▶ Data section:
....................

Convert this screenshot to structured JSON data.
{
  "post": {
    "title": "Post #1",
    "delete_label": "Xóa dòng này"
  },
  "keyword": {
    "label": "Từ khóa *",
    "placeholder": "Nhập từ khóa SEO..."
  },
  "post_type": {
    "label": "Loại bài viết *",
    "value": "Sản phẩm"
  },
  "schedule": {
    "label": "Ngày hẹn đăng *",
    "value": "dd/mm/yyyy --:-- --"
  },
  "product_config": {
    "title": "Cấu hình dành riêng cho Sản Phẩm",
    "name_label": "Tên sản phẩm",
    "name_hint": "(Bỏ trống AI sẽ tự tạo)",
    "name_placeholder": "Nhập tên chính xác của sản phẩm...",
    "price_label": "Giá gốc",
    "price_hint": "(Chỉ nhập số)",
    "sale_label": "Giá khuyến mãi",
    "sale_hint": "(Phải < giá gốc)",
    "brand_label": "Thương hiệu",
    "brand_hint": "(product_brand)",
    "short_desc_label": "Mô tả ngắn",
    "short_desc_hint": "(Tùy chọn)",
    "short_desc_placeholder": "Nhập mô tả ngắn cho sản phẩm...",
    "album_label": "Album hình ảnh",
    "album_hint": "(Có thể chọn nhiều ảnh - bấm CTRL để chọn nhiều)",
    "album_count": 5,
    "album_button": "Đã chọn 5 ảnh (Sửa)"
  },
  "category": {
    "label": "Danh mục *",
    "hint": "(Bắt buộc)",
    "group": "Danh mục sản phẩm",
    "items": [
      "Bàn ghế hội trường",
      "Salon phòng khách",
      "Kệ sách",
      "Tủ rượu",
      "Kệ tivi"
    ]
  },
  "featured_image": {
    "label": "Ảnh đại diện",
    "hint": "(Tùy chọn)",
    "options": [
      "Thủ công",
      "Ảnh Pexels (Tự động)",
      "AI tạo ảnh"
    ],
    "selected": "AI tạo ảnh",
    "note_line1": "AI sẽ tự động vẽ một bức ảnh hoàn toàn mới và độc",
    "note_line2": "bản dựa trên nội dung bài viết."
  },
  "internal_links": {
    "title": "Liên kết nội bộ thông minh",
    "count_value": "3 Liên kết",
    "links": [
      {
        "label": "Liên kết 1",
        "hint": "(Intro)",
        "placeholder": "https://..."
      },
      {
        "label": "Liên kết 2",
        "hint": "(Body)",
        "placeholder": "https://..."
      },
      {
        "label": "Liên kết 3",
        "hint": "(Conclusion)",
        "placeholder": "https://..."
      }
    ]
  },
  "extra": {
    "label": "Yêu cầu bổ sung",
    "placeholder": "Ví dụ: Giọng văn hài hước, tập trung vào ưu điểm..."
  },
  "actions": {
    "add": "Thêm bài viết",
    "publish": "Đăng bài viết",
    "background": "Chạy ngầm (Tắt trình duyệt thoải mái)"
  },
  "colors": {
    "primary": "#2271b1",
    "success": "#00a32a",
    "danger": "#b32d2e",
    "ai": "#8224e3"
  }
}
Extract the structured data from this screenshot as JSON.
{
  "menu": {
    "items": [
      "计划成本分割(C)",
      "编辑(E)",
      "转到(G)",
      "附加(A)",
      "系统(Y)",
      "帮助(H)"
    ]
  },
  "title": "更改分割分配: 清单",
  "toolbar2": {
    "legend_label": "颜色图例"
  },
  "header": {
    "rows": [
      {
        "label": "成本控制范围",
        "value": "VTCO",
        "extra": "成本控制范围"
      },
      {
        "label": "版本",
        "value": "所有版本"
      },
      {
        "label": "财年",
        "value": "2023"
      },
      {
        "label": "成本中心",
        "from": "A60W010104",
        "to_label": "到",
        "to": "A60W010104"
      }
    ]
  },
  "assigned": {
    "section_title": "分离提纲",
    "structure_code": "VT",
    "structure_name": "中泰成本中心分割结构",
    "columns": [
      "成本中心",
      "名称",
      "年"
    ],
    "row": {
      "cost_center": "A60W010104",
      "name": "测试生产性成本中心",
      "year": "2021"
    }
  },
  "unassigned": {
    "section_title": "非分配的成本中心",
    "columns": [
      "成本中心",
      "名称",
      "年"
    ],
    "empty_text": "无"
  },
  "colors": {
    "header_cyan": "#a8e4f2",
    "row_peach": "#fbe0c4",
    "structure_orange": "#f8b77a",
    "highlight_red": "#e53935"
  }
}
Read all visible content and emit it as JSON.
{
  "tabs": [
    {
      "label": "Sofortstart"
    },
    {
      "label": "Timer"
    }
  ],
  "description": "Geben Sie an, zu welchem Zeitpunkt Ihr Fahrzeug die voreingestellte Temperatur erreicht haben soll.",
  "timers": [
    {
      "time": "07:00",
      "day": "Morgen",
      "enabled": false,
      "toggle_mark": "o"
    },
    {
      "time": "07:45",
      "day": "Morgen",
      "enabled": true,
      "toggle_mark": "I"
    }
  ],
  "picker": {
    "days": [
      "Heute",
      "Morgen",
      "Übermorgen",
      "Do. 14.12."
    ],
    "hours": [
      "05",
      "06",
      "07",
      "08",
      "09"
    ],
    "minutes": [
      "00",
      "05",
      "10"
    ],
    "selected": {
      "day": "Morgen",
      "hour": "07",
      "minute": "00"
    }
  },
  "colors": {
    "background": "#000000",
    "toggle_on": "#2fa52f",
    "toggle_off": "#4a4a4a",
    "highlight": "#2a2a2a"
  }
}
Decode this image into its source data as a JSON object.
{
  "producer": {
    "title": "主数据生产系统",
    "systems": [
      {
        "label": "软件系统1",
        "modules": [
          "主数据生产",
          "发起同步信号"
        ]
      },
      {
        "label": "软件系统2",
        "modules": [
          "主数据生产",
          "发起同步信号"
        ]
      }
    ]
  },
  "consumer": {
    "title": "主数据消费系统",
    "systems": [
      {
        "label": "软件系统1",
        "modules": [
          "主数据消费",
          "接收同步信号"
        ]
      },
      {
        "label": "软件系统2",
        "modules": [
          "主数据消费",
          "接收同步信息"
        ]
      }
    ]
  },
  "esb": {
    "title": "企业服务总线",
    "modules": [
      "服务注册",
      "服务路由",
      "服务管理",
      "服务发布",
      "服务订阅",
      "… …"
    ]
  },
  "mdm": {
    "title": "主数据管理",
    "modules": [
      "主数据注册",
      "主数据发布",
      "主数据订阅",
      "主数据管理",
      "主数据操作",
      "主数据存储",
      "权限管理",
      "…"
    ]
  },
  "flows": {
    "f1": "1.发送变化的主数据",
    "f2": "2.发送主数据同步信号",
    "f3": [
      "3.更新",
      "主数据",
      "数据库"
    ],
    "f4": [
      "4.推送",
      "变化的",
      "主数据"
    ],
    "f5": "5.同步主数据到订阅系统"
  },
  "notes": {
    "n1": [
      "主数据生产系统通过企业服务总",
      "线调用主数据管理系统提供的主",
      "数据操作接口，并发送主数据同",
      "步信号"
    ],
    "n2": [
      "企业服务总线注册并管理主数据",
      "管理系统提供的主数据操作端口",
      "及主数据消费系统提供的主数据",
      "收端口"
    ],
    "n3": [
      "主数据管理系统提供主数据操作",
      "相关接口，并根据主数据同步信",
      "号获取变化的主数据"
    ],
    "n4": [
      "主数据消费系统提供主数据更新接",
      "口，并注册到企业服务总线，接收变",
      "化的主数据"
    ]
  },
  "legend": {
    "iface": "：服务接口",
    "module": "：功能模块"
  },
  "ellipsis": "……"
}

....................

Write the whole listing out again. Keep every line exactly as it is.

Convert this screenshot to structured JSON data.
{
  "post": {
    "title": "Post #1",
    "delete_label": "Xóa dòng này"
  },
  "keyword": {
    "label": "Từ khóa *",
    "placeholder": "Nhập từ khóa SEO..."
  },
  "post_type": {
    "label": "Loại bài viết *",
    "value": "Sản phẩm"
  },
  "schedule": {
    "label": "Ngày hẹn đăng *",
    "value": "dd/mm/yyyy --:-- --"
  },
  "product_config": {
    "title": "Cấu hình dành riêng cho Sản Phẩm",
    "name_label": "Tên sản phẩm",
    "name_hint": "(Bỏ trống AI sẽ tự tạo)",
    "name_placeholder": "Nhập tên chính xác của sản phẩm...",
    "price_label": "Giá gốc",
    "price_hint": "(Chỉ nhập số)",
    "sale_label": "Giá khuyến mãi",
    "sale_hint": "(Phải < giá gốc)",
    "brand_label": "Thương hiệu",
    "brand_hint": "(product_brand)",
    "short_desc_label": "Mô tả ngắn",
    "short_desc_hint": "(Tùy chọn)",
    "short_desc_placeholder": "Nhập mô tả ngắn cho sản phẩm...",
    "album_label": "Album hình ảnh",
    "album_hint": "(Có thể chọn nhiều ảnh - bấm CTRL để chọn nhiều)",
    "album_count": 5,
    "album_button": "Đã chọn 5 ảnh (Sửa)"
  },
  "category": {
    "label": "Danh mục *",
    "hint": "(Bắt buộc)",
    "group": "Danh mục sản phẩm",
    "items": [
      "Bàn ghế hội trường",
      "Salon phòng khách",
      "Kệ sách",
      "Tủ rượu",
      "Kệ tivi"
    ]
  },
  "featured_image": {
    "label": "Ảnh đại diện",
    "hint": "(Tùy chọn)",
    "options": [
      "Thủ công",
      "Ảnh Pexels (Tự động)",
      "AI tạo ảnh"
    ],
    "selected": "AI tạo ảnh",
    "note_line1": "AI sẽ tự động vẽ một bức ảnh hoàn toàn mới và độc",
    "note_line2": "bản dựa trên nội dung bài viết."
  },
  "internal_links": {
    "title": "Liên kết nội bộ thông minh",
    "count_value": "3 Liên kết",
    "links": [
      {
        "label": "Liên kết 1",
        "hint": "(Intro)",
        "placeholder": "https://..."
      },
      {
        "label": "Liên kết 2",
        "hint": "(Body)",
        "placeholder": "https://..."
      },
      {
        "label": "Liên kết 3",
        "hint": "(Conclusion)",
        "placeholder": "https://..."
      }
    ]
  },
  "extra": {
    "label": "Yêu cầu bổ sung",
    "placeholder": "Ví dụ: Giọng văn hài hước, tập trung vào ưu điểm..."
  },
  "actions": {
    "add": "Thêm bài viết",
    "publish": "Đăng bài viết",
    "background": "Chạy ngầm (Tắt trình duyệt thoải mái)"
  },
  "colors": {
    "primary": "#2271b1",
    "success": "#00a32a",
    "danger": "#b32d2e",
    "ai": "#8224e3"
  }
}
Extract the structured data from this screenshot as JSON.
{
  "menu": {
    "items": [
      "计划成本分割(C)",
      "编辑(E)",
      "转到(G)",
      "附加(A)",
      "系统(Y)",
      "帮助(H)"
    ]
  },
  "title": "更改分割分配: 清单",
  "toolbar2": {
    "legend_label": "颜色图例"
  },
  "header": {
    "rows": [
      {
        "label": "成本控制范围",
        "value": "VTCO",
        "extra": "成本控制范围"
      },
      {
        "label": "版本",
        "value": "所有版本"
      },
      {
        "label": "财年",
        "value": "2023"
      },
      {
        "label": "成本中心",
        "from": "A60W010104",
        "to_label": "到",
        "to": "A60W010104"
      }
    ]
  },
  "assigned": {
    "section_title": "分离提纲",
    "structure_code": "VT",
    "structure_name": "中泰成本中心分割结构",
    "columns": [
      "成本中心",
      "名称",
      "年"
    ],
    "row": {
      "cost_center": "A60W010104",
      "name": "测试生产性成本中心",
      "year": "2021"
    }
  },
  "unassigned": {
    "section_title": "非分配的成本中心",
    "columns": [
      "成本中心",
      "名称",
      "年"
    ],
    "empty_text": "无"
  },
  "colors": {
    "header_cyan": "#a8e4f2",
    "row_peach": "#fbe0c4",
    "structure_orange": "#f8b77a",
    "highlight_red": "#e53935"
  }
}
Read all visible content and emit it as JSON.
{
  "tabs": [
    {
      "label": "Sofortstart"
    },
    {
      "label": "Timer"
    }
  ],
  "description": "Geben Sie an, zu welchem Zeitpunkt Ihr Fahrzeug die voreingestellte Temperatur erreicht haben soll.",
  "timers": [
    {
      "time": "07:00",
      "day": "Morgen",
      "enabled": false,
      "toggle_mark": "o"
    },
    {
      "time": "07:45",
      "day": "Morgen",
      "enabled": true,
      "toggle_mark": "I"
    }
  ],
  "picker": {
    "days": [
      "Heute",
      "Morgen",
      "Übermorgen",
      "Do. 14.12."
    ],
    "hours": [
      "05",
      "06",
      "07",
      "08",
      "09"
    ],
    "minutes": [
      "00",
      "05",
      "10"
    ],
    "selected": {
      "day": "Morgen",
      "hour": "07",
      "minute": "00"
    }
  },
  "colors": {
    "background": "#000000",
    "toggle_on": "#2fa52f",
    "toggle_off": "#4a4a4a",
    "highlight": "#2a2a2a"
  }
}
Decode this image into its source data as a JSON object.
{
  "producer": {
    "title": "主数据生产系统",
    "systems": [
      {
        "label": "软件系统1",
        "modules": [
          "主数据生产",
          "发起同步信号"
        ]
      },
      {
        "label": "软件系统2",
        "modules": [
          "主数据生产",
          "发起同步信号"
        ]
      }
    ]
  },
  "consumer": {
    "title": "主数据消费系统",
    "systems": [
      {
        "label": "软件系统1",
        "modules": [
          "主数据消费",
          "接收同步信号"
        ]
      },
      {
        "label": "软件系统2",
        "modules": [
          "主数据消费",
          "接收同步信息"
        ]
      }
    ]
  },
  "esb": {
    "title": "企业服务总线",
    "modules": [
      "服务注册",
      "服务路由",
      "服务管理",
      "服务发布",
      "服务订阅",
      "… …"
    ]
  },
  "mdm": {
    "title": "主数据管理",
    "modules": [
      "主数据注册",
      "主数据发布",
      "主数据订阅",
      "主数据管理",
      "主数据操作",
      "主数据存储",
      "权限管理",
      "…"
    ]
  },
  "flows": {
    "f1": "1.发送变化的主数据",
    "f2": "2.发送主数据同步信号",
    "f3": [
      "3.更新",
      "主数据",
      "数据库"
    ],
    "f4": [
      "4.推送",
      "变化的",
      "主数据"
    ],
    "f5": "5.同步主数据到订阅系统"
  },
  "notes": {
    "n1": [
      "主数据生产系统通过企业服务总",
      "线调用主数据管理系统提供的主",
      "数据操作接口，并发送主数据同",
      "步信号"
    ],
    "n2": [
      "企业服务总线注册并管理主数据",
      "管理系统提供的主数据操作端口",
      "及主数据消费系统提供的主数据",
      "收端口"
    ],
    "n3": [
      "主数据管理系统提供主数据操作",
      "相关接口，并根据主数据同步信",
      "号获取变化的主数据"
    ],
    "n4": [
      "主数据消费系统提供主数据更新接",
      "口，并注册到企业服务总线，接收变",
      "化的主数据"
    ]
  },
  "legend": {
    "iface": "：服务接口",
    "module": "：功能模块"
  },
  "ellipsis": "……"
}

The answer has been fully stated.